[Stored records]
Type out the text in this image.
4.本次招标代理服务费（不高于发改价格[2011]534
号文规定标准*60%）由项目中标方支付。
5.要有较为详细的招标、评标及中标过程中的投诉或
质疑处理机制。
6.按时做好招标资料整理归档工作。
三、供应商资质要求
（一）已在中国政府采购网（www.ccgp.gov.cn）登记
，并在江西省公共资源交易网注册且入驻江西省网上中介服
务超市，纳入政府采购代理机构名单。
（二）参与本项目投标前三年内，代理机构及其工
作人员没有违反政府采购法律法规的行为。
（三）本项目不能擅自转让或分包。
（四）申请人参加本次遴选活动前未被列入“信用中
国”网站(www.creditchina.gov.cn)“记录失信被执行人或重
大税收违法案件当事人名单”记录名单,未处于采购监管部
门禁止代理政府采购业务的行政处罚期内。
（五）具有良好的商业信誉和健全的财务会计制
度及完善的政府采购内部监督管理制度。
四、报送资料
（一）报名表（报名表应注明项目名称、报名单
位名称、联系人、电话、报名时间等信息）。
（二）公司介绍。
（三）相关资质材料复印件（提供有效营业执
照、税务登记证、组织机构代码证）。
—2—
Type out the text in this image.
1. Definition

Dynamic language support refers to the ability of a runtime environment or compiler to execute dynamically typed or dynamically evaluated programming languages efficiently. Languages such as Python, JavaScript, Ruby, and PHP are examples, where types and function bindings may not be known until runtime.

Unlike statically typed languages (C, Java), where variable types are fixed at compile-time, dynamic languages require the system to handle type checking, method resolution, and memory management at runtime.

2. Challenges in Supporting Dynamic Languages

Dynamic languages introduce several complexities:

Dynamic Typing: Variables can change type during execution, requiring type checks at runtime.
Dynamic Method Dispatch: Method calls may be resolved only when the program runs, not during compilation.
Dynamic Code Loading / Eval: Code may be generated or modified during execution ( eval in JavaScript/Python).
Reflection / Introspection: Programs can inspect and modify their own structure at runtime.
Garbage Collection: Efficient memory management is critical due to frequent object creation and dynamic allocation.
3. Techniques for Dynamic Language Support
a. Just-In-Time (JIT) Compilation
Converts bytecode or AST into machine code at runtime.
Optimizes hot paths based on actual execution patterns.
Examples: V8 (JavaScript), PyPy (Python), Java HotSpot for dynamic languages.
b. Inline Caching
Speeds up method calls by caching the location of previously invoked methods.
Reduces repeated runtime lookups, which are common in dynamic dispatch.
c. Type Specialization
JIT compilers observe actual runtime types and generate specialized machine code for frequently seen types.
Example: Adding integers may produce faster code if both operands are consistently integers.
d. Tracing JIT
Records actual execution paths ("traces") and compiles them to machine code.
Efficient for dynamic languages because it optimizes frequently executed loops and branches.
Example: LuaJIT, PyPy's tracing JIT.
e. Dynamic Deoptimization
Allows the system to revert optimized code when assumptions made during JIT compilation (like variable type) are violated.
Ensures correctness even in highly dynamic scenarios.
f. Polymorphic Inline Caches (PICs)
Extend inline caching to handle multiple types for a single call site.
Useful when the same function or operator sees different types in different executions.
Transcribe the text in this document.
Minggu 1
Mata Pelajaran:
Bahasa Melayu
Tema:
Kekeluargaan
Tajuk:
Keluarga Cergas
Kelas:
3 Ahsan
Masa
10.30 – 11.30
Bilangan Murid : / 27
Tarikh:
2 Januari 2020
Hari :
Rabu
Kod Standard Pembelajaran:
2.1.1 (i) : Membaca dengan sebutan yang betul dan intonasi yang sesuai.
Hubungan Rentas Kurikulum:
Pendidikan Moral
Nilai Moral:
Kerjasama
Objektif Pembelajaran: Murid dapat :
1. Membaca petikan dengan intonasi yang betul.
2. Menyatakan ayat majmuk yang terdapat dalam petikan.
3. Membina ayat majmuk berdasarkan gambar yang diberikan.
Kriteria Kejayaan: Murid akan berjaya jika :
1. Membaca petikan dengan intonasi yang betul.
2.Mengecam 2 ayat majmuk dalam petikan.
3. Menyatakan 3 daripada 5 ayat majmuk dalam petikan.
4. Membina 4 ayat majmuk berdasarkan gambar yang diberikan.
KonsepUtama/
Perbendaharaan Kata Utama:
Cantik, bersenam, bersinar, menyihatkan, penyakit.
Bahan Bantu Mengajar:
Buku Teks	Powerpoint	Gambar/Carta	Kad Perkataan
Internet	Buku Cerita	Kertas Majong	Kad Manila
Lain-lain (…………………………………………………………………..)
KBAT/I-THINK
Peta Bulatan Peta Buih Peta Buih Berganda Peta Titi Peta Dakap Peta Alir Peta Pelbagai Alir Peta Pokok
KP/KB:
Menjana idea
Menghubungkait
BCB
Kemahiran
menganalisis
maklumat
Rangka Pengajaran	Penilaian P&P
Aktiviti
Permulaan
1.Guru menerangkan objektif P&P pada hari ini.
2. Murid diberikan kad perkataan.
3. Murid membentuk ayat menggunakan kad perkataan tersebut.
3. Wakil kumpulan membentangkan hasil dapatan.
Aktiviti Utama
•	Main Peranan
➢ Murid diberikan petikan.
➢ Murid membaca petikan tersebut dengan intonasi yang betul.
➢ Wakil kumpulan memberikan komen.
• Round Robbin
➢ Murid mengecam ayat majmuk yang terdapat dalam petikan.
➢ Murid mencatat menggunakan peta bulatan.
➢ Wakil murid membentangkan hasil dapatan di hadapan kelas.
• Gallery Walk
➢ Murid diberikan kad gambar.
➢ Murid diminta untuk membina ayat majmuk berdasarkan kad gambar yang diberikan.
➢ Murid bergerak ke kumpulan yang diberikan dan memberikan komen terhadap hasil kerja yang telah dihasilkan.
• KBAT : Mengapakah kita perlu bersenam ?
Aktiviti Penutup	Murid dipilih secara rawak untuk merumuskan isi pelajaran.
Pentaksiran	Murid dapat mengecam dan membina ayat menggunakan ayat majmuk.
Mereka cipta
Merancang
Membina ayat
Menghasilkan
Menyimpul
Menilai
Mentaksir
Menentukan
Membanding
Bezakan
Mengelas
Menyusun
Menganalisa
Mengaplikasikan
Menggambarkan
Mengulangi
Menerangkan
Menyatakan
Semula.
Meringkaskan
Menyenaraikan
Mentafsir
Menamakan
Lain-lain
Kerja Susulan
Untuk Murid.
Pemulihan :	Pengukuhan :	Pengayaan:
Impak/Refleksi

Brief. Every entry should be printed again exactly as it stands.

Task result.
Type out the text in this image.
4.本次招标代理服务费（不高于发改价格[2011]534
号文规定标准*60%）由项目中标方支付。
5.要有较为详细的招标、评标及中标过程中的投诉或
质疑处理机制。
6.按时做好招标资料整理归档工作。
三、供应商资质要求
（一）已在中国政府采购网（www.ccgp.gov.cn）登记
，并在江西省公共资源交易网注册且入驻江西省网上中介服
务超市，纳入政府采购代理机构名单。
（二）参与本项目投标前三年内，代理机构及其工
作人员没有违反政府采购法律法规的行为。
（三）本项目不能擅自转让或分包。
（四）申请人参加本次遴选活动前未被列入“信用中
国”网站(www.creditchina.gov.cn)“记录失信被执行人或重
大税收违法案件当事人名单”记录名单,未处于采购监管部
门禁止代理政府采购业务的行政处罚期内。
（五）具有良好的商业信誉和健全的财务会计制
度及完善的政府采购内部监督管理制度。
四、报送资料
（一）报名表（报名表应注明项目名称、报名单
位名称、联系人、电话、报名时间等信息）。
（二）公司介绍。
（三）相关资质材料复印件（提供有效营业执
照、税务登记证、组织机构代码证）。
—2—
Type out the text in this image.
1. Definition

Dynamic language support refers to the ability of a runtime environment or compiler to execute dynamically typed or dynamically evaluated programming languages efficiently. Languages such as Python, JavaScript, Ruby, and PHP are examples, where types and function bindings may not be known until runtime.

Unlike statically typed languages (C, Java), where variable types are fixed at compile-time, dynamic languages require the system to handle type checking, method resolution, and memory management at runtime.

2. Challenges in Supporting Dynamic Languages

Dynamic languages introduce several complexities:

Dynamic Typing: Variables can change type during execution, requiring type checks at runtime.
Dynamic Method Dispatch: Method calls may be resolved only when the program runs, not during compilation.
Dynamic Code Loading / Eval: Code may be generated or modified during execution ( eval in JavaScript/Python).
Reflection / Introspection: Programs can inspect and modify their own structure at runtime.
Garbage Collection: Efficient memory management is critical due to frequent object creation and dynamic allocation.
3. Techniques for Dynamic Language Support
a. Just-In-Time (JIT) Compilation
Converts bytecode or AST into machine code at runtime.
Optimizes hot paths based on actual execution patterns.
Examples: V8 (JavaScript), PyPy (Python), Java HotSpot for dynamic languages.
b. Inline Caching
Speeds up method calls by caching the location of previously invoked methods.
Reduces repeated runtime lookups, which are common in dynamic dispatch.
c. Type Specialization
JIT compilers observe actual runtime types and generate specialized machine code for frequently seen types.
Example: Adding integers may produce faster code if both operands are consistently integers.
d. Tracing JIT
Records actual execution paths ("traces") and compiles them to machine code.
Efficient for dynamic languages because it optimizes frequently executed loops and branches.
Example: LuaJIT, PyPy's tracing JIT.
e. Dynamic Deoptimization
Allows the system to revert optimized code when assumptions made during JIT compilation (like variable type) are violated.
Ensures correctness even in highly dynamic scenarios.
f. Polymorphic Inline Caches (PICs)
Extend inline caching to handle multiple types for a single call site.
Useful when the same function or operator sees different types in different executions.
Transcribe the text in this document.
Minggu 1
Mata Pelajaran:
Bahasa Melayu
Tema:
Kekeluargaan
Tajuk:
Keluarga Cergas
Kelas:
3 Ahsan
Masa
10.30 – 11.30
Bilangan Murid : / 27
Tarikh:
2 Januari 2020
Hari :
Rabu
Kod Standard Pembelajaran:
2.1.1 (i) : Membaca dengan sebutan yang betul dan intonasi yang sesuai.
Hubungan Rentas Kurikulum:
Pendidikan Moral
Nilai Moral:
Kerjasama
Objektif Pembelajaran: Murid dapat :
1. Membaca petikan dengan intonasi yang betul.
2. Menyatakan ayat majmuk yang terdapat dalam petikan.
3. Membina ayat majmuk berdasarkan gambar yang diberikan.
Kriteria Kejayaan: Murid akan berjaya jika :
1. Membaca petikan dengan intonasi yang betul.
2.Mengecam 2 ayat majmuk dalam petikan.
3. Menyatakan 3 daripada 5 ayat majmuk dalam petikan.
4. Membina 4 ayat majmuk berdasarkan gambar yang diberikan.
KonsepUtama/
Perbendaharaan Kata Utama:
Cantik, bersenam, bersinar, menyihatkan, penyakit.
Bahan Bantu Mengajar:
Buku Teks	Powerpoint	Gambar/Carta	Kad Perkataan
Internet	Buku Cerita	Kertas Majong	Kad Manila
Lain-lain (…………………………………………………………………..)
KBAT/I-THINK
Peta Bulatan Peta Buih Peta Buih Berganda Peta Titi Peta Dakap Peta Alir Peta Pelbagai Alir Peta Pokok
KP/KB:
Menjana idea
Menghubungkait
BCB
Kemahiran
menganalisis
maklumat
Rangka Pengajaran	Penilaian P&P
Aktiviti
Permulaan
1.Guru menerangkan objektif P&P pada hari ini.
2. Murid diberikan kad perkataan.
3. Murid membentuk ayat menggunakan kad perkataan tersebut.
3. Wakil kumpulan membentangkan hasil dapatan.
Aktiviti Utama
•	Main Peranan
➢ Murid diberikan petikan.
➢ Murid membaca petikan tersebut dengan intonasi yang betul.
➢ Wakil kumpulan memberikan komen.
• Round Robbin
➢ Murid mengecam ayat majmuk yang terdapat dalam petikan.
➢ Murid mencatat menggunakan peta bulatan.
➢ Wakil murid membentangkan hasil dapatan di hadapan kelas.
• Gallery Walk
➢ Murid diberikan kad gambar.
➢ Murid diminta untuk membina ayat majmuk berdasarkan kad gambar yang diberikan.
➢ Murid bergerak ke kumpulan yang diberikan dan memberikan komen terhadap hasil kerja yang telah dihasilkan.
• KBAT : Mengapakah kita perlu bersenam ?
Aktiviti Penutup	Murid dipilih secara rawak untuk merumuskan isi pelajaran.
Pentaksiran	Murid dapat mengecam dan membina ayat menggunakan ayat majmuk.
Mereka cipta
Merancang
Membina ayat
Menghasilkan
Menyimpul
Menilai
Mentaksir
Menentukan
Membanding
Bezakan
Mengelas
Menyusun
Menganalisa
Mengaplikasikan
Menggambarkan
Mengulangi
Menerangkan
Menyatakan
Semula.
Meringkaskan
Menyenaraikan
Mentafsir
Menamakan
Lain-lain
Kerja Susulan
Untuk Murid.
Pemulihan :	Pengukuhan :	Pengayaan:
Impak/Refleksi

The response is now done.